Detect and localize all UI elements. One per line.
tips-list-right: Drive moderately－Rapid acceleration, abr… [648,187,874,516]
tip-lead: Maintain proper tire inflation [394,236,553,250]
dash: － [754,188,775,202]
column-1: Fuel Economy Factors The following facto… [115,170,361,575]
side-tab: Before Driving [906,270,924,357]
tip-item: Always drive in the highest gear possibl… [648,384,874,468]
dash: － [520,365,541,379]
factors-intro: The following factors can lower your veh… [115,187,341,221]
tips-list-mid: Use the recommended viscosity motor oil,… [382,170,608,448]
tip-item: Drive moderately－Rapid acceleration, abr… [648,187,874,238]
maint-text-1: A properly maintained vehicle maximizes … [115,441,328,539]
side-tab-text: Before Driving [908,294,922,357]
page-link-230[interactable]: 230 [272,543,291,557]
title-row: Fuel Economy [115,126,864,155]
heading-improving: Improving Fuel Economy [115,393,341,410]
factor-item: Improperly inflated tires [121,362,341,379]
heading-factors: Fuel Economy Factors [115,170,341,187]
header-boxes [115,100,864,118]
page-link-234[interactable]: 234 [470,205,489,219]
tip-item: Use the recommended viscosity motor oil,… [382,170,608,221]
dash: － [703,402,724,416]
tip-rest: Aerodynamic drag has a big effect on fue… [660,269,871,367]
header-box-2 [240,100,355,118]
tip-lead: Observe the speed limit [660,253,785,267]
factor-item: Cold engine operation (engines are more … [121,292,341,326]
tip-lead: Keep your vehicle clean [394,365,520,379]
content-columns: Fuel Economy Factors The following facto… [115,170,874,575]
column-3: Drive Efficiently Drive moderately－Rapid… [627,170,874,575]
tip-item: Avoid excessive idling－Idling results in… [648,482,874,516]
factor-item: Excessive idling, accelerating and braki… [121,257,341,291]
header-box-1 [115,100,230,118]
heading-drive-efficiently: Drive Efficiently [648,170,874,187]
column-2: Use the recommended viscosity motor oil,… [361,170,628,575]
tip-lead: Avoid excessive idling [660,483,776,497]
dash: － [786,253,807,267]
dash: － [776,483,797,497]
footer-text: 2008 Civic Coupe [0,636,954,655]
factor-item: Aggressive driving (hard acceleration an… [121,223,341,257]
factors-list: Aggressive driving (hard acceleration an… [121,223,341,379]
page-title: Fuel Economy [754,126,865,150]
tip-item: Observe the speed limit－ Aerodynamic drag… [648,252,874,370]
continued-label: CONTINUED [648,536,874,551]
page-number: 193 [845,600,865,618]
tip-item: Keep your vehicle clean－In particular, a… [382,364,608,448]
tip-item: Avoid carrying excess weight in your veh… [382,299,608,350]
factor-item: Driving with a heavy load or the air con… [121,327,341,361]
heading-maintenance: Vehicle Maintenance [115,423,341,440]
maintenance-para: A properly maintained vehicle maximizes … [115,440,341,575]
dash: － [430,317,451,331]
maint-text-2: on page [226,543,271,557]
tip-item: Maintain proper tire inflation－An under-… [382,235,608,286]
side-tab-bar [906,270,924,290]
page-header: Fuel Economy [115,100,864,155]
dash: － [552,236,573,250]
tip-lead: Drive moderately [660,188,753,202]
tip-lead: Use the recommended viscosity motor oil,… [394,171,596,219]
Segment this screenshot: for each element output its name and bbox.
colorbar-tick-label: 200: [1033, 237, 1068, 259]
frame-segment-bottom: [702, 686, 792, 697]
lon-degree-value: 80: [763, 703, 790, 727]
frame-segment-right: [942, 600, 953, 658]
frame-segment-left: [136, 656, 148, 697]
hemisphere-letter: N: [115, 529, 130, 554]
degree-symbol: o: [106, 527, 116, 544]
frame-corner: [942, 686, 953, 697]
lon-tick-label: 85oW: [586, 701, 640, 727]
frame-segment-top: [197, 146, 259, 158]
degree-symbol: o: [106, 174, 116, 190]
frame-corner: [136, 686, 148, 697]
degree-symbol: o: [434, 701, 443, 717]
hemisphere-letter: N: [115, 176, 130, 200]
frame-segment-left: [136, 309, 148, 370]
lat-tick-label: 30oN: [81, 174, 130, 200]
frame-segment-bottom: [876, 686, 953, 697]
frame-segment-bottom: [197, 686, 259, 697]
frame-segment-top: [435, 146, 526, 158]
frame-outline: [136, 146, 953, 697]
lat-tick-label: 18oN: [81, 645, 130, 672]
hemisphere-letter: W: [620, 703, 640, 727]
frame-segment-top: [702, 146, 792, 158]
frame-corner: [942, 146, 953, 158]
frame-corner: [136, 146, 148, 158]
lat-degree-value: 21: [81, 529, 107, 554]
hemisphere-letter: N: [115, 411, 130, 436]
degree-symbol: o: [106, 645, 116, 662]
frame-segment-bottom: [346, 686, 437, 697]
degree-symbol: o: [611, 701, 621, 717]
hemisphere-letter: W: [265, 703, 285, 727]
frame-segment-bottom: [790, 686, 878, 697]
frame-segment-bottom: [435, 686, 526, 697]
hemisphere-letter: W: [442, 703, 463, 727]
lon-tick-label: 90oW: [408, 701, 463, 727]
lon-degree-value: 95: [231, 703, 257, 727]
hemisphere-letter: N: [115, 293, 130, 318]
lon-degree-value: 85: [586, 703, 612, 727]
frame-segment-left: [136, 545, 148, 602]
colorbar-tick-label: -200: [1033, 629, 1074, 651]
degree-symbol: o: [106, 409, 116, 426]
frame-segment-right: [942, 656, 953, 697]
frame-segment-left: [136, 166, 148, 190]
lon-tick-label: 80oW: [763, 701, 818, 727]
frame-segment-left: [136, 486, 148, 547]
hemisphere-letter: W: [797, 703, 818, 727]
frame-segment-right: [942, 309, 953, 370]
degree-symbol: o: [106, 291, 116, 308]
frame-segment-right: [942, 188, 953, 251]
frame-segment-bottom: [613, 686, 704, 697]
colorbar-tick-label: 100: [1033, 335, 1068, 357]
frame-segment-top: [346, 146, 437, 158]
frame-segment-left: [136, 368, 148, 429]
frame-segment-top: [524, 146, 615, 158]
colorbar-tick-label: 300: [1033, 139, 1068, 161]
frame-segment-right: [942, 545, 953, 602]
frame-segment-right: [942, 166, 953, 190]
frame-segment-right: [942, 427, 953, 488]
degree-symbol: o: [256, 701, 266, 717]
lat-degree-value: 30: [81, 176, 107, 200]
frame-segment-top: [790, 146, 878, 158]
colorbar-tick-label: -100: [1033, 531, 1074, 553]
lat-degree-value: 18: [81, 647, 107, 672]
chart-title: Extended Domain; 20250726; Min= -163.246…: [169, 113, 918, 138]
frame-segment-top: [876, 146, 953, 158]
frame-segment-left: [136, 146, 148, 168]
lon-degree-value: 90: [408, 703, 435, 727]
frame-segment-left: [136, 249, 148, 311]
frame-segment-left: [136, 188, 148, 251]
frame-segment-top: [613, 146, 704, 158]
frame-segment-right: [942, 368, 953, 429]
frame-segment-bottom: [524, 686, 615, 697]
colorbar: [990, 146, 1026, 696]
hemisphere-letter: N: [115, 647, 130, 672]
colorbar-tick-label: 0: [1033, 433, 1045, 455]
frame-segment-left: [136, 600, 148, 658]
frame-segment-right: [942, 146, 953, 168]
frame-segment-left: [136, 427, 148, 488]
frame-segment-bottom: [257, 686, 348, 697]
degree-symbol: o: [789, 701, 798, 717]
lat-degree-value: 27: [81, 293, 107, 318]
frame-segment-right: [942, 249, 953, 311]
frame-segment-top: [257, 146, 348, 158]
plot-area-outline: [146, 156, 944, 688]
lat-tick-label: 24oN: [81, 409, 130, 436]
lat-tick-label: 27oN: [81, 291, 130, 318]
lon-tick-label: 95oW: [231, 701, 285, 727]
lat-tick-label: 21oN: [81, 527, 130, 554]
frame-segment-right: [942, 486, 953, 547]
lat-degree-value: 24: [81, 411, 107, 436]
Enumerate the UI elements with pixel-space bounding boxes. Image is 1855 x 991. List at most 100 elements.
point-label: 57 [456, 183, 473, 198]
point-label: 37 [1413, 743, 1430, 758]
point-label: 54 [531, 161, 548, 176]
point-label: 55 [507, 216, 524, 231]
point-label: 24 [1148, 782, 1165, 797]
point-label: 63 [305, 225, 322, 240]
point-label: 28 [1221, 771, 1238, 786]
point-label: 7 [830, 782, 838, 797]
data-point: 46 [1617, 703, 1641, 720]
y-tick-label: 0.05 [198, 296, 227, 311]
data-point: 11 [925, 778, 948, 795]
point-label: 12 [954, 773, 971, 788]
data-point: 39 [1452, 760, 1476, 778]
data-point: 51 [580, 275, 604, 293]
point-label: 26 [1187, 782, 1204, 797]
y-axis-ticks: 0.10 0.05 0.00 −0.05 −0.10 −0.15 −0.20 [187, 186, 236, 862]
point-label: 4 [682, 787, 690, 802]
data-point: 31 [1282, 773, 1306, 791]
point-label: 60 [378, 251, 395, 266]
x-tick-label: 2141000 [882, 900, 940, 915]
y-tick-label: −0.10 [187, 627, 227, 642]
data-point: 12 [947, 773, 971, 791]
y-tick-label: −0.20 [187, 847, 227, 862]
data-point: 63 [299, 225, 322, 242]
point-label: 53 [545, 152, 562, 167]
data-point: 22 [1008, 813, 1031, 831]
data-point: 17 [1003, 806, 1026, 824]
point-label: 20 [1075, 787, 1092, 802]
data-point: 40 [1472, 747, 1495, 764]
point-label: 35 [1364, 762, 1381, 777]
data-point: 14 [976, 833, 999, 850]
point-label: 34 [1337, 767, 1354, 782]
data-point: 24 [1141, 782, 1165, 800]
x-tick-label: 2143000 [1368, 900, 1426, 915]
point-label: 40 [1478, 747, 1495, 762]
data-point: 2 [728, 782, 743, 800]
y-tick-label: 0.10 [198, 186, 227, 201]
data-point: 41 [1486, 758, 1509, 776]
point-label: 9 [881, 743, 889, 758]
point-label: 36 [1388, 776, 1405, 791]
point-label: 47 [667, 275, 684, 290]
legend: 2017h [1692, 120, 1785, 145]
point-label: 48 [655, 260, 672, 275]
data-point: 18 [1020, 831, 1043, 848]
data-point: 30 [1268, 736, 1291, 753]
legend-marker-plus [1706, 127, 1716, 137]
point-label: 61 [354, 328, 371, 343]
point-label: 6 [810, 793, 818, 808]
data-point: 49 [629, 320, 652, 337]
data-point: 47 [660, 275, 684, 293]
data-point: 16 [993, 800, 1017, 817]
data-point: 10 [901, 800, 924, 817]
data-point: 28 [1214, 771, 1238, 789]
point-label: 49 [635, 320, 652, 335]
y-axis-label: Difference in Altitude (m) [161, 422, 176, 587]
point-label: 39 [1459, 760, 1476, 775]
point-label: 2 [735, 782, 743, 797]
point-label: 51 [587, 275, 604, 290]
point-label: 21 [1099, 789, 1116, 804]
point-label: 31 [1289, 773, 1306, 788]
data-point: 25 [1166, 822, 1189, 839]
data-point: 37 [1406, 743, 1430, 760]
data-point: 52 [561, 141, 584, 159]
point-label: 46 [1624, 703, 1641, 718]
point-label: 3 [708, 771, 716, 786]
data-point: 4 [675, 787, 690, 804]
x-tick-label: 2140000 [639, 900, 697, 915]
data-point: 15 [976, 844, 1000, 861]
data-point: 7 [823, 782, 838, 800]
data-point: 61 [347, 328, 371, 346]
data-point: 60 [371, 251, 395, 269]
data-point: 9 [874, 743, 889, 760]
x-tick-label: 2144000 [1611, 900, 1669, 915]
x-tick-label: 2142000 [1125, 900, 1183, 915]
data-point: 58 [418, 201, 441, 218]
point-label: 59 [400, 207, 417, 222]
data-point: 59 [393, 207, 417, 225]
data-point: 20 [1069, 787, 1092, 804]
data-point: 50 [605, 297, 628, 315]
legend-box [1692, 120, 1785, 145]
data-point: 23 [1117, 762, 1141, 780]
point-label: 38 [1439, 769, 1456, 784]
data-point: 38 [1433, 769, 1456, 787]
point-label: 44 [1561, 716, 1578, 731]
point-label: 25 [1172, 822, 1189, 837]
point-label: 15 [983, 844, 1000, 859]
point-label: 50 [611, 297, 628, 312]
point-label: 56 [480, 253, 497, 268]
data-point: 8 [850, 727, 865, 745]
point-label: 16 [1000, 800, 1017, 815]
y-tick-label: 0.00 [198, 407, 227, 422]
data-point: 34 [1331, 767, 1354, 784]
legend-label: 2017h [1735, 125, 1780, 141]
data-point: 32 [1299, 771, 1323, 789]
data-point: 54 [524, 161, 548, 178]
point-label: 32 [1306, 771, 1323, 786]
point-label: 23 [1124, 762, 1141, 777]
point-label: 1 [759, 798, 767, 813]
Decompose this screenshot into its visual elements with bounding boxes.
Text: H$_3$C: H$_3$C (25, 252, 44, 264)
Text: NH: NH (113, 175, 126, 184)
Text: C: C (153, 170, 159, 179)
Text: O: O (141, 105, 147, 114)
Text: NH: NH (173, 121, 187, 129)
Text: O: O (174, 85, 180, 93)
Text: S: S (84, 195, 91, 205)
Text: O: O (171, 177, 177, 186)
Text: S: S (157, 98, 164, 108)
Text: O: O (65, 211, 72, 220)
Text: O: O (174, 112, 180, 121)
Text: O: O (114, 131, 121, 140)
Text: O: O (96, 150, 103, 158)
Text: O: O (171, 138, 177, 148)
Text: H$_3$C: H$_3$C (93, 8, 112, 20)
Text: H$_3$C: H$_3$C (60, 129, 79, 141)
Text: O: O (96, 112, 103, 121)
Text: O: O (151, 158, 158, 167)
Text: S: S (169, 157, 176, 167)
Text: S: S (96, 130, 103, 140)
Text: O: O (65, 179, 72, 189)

============

Task description
Put the items from the very start through the line containing "heading-improving: Improving Fuel", inclusive, into a Markdown table with the columns Row and Line. Give each line its number and leave out any blank lines.

The reply
| Row | Line |
|---|---|
| 1 | Detect and localize all UI elements. One per line. |
| 2 | tips-list-right: Drive moderately－Rapid acceleration, abr… [648,187,874,516] |
| 3 | tip-lead: Maintain proper tire inflation [394,236,553,250] |
| 4 | dash: － [754,188,775,202] |
| 5 | column-1: Fuel Economy Factors The following facto… [115,170,361,575] |
| 6 | side-tab: Before Driving [906,270,924,357] |
| 7 | tip-item: Always drive in the highest gear possibl… [648,384,874,468] |
| 8 | dash: － [520,365,541,379] |
| 9 | factors-intro: The following factors can lower your veh… [115,187,341,221] |
| 10 | tips-list-mid: Use the recommended viscosity motor oil,… [382,170,608,448] |
| 11 | tip-item: Drive moderately－Rapid acceleration, abr… [648,187,874,238] |
| 12 | maint-text-1: A properly maintained vehicle maximizes … [115,441,328,539] |
| 13 | side-tab-text: Before Driving [908,294,922,357] |
| 14 | page-link-230[interactable]: 230 [272,543,291,557] |
| 15 | title-row: Fuel Economy [115,126,864,155] |
| 16 | heading-improving: Improving Fuel Economy [115,393,341,410] |